- Exercise description
Give every line from the entries that contains "JSON".

* Begin *

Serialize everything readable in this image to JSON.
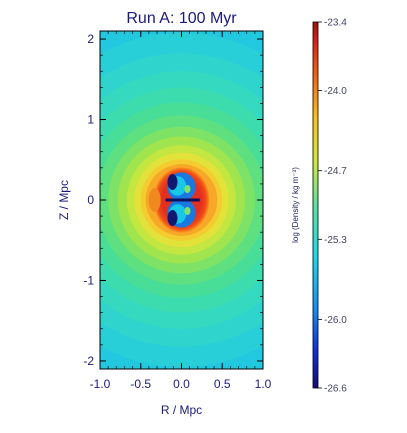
{
  "chart_data": {
    "type": "heatmap",
    "title": "Run A:   100 Myr",
    "xlabel": "R / Mpc",
    "ylabel": "Z / Mpc",
    "xlim": [
      -1.0,
      1.0
    ],
    "ylim": [
      -2.1,
      2.1
    ],
    "xticks": [
      "-1.0",
      "-0.5",
      "0.0",
      "0.5",
      "1.0"
    ],
    "xtick_values": [
      -1.0,
      -0.5,
      0.0,
      0.5,
      1.0
    ],
    "yticks": [
      "2",
      "1",
      "0",
      "-1",
      "-2"
    ],
    "ytick_values": [
      2,
      1,
      0,
      -1,
      -2
    ],
    "colorbar": {
      "label": "log (Density / kg m⁻³)",
      "range": [
        -26.6,
        -23.4
      ],
      "ticks": [
        "-23.4",
        "-24.0",
        "-24.7",
        "-25.3",
        "-26.0",
        "-26.6"
      ],
      "tick_values": [
        -23.4,
        -24.0,
        -24.7,
        -25.3,
        -26.0,
        -26.6
      ],
      "colormap": "rainbow (blue-cyan-yellow-red)"
    },
    "features": {
      "central_density": -23.6,
      "background_density": -25.4,
      "bubble_center_z": 0.0,
      "bubble_half_width_R": 0.28,
      "bubble_half_height_Z": 0.38,
      "cavity_density": -25.6
    },
    "colors": {
      "text": "#1a1a7a",
      "axes": "#000000"
    }
  }
}
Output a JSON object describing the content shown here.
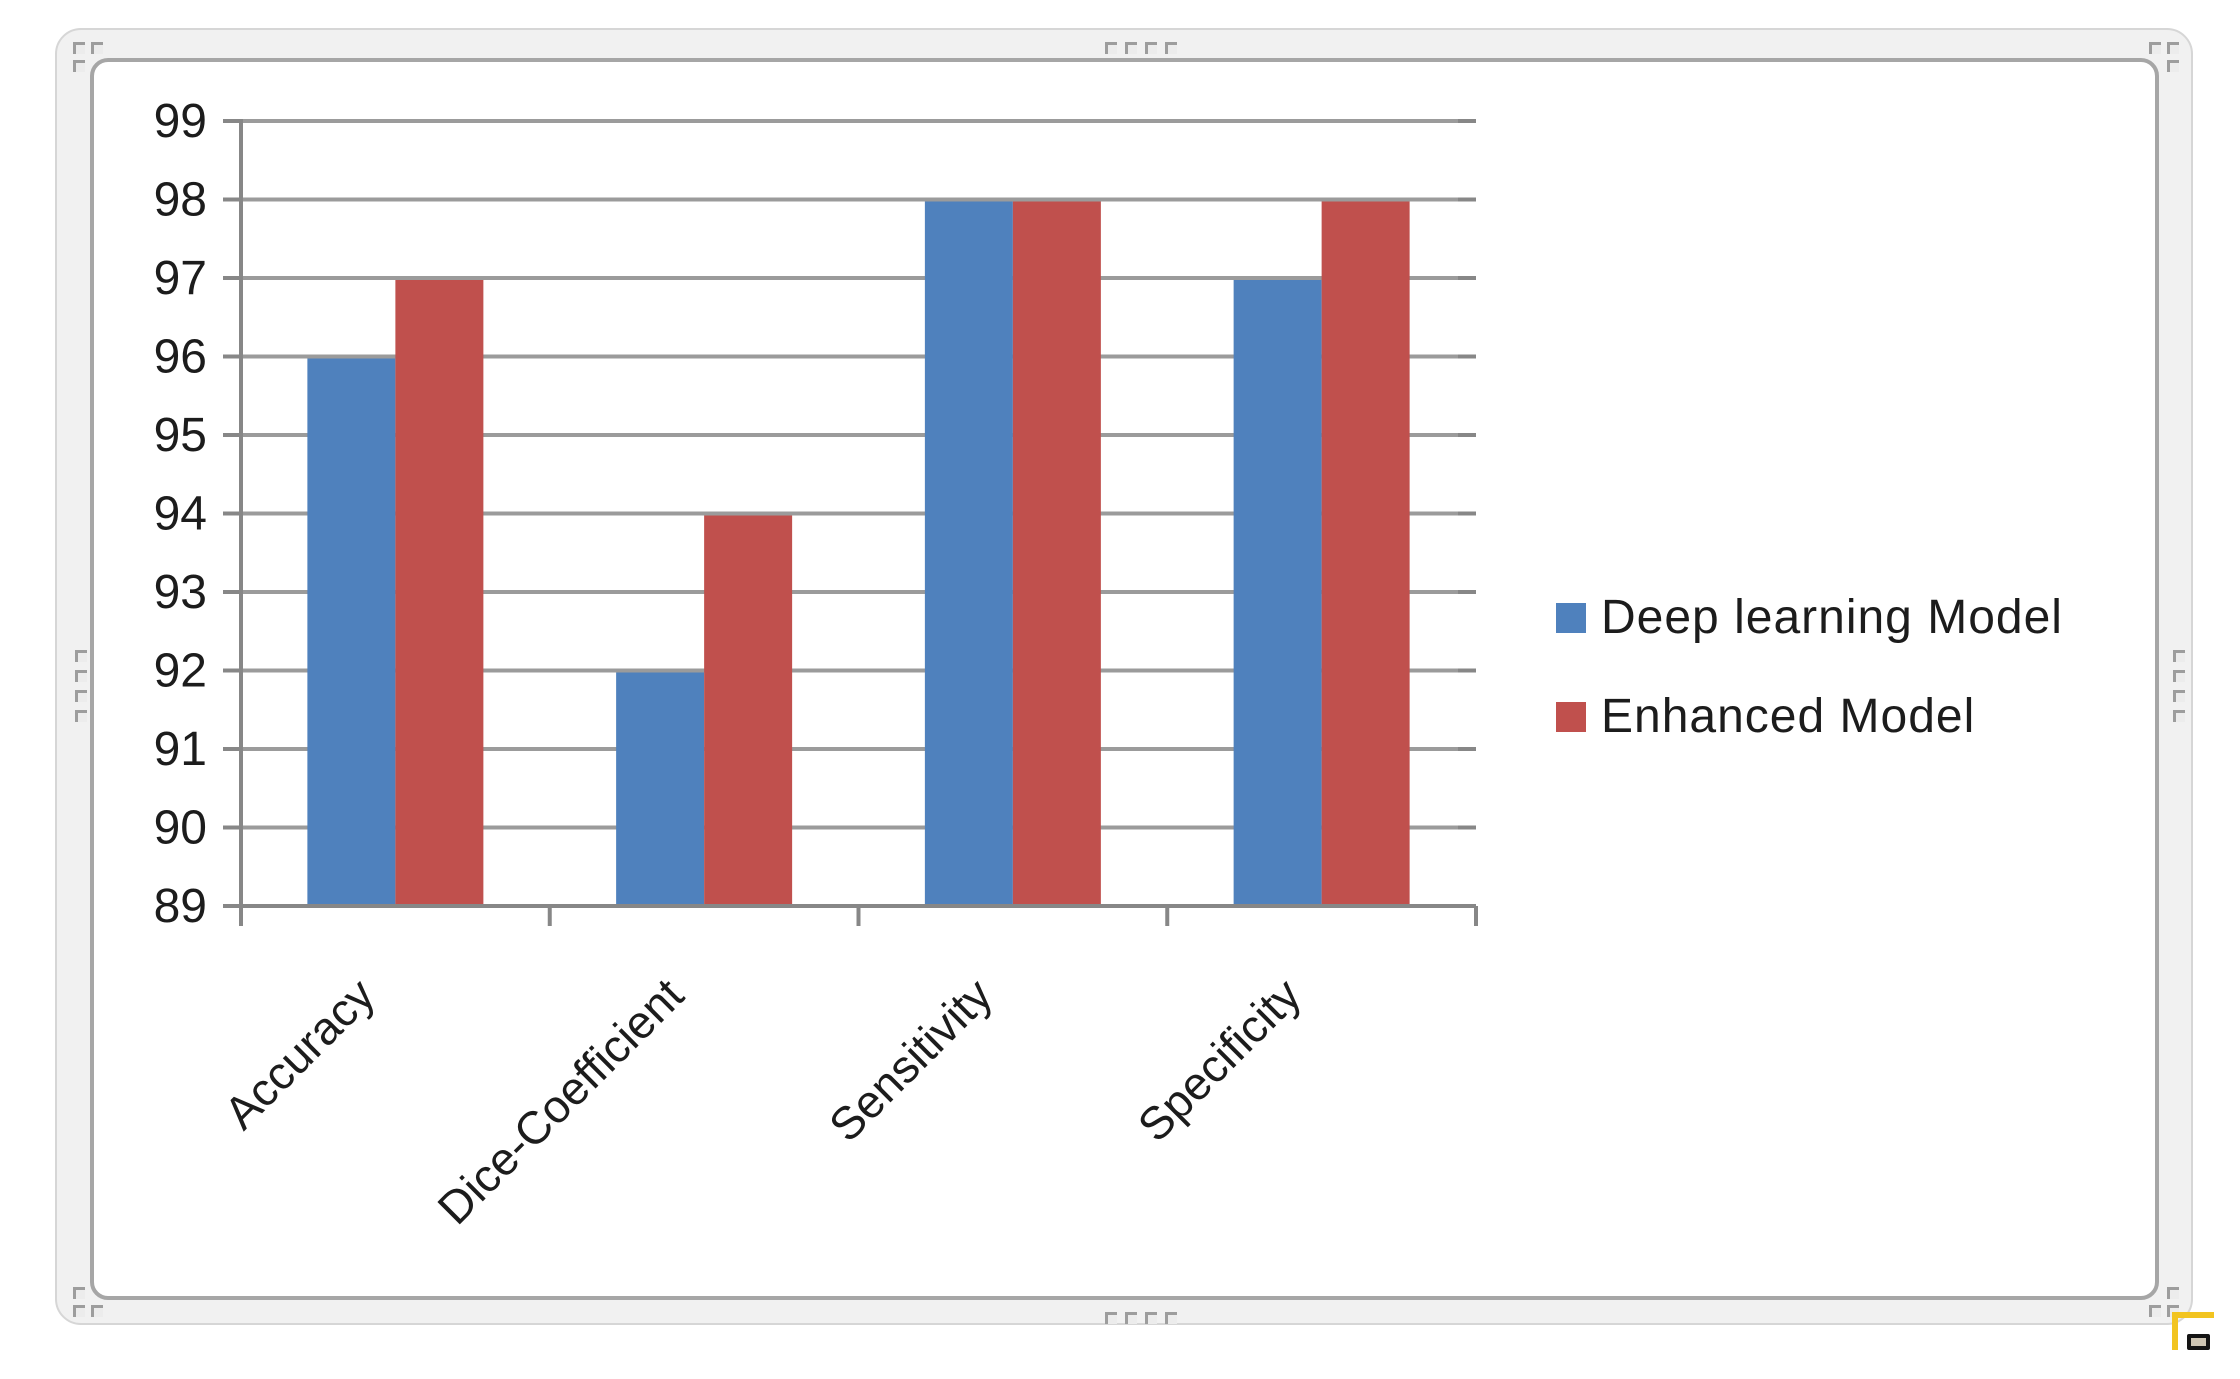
{
  "chart_data": {
    "type": "bar",
    "categories": [
      "Accuracy",
      "Dice-Coefficient",
      "Sensitivity",
      "Specificity"
    ],
    "series": [
      {
        "name": "Deep learning Model",
        "color": "#4F81BD",
        "values": [
          96,
          92,
          98,
          97
        ]
      },
      {
        "name": "Enhanced Model",
        "color": "#C0504D",
        "values": [
          97,
          94,
          98,
          98
        ]
      }
    ],
    "title": "",
    "xlabel": "",
    "ylabel": "",
    "ylim": [
      89,
      99
    ],
    "ytick_step": 1,
    "yticks": [
      89,
      90,
      91,
      92,
      93,
      94,
      95,
      96,
      97,
      98,
      99
    ],
    "grid": true,
    "legend_position": "right",
    "styles": {
      "gridline_color": "#9B9B9B",
      "axis_color": "#878787",
      "tick_label_color": "#1C1C1C",
      "plot_background": "#FFFFFF"
    }
  },
  "selection_frame": {
    "handle_color": "#9D9D9D",
    "band_color": "#F1F1F1",
    "inner_border_color": "#A6A6A6"
  },
  "decorations": {
    "yellow_bracket_color": "#F2C420"
  }
}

* End *

- Complete answer
Serialize everything readable in this image to JSON.
Output a JSON object describing the content shown here.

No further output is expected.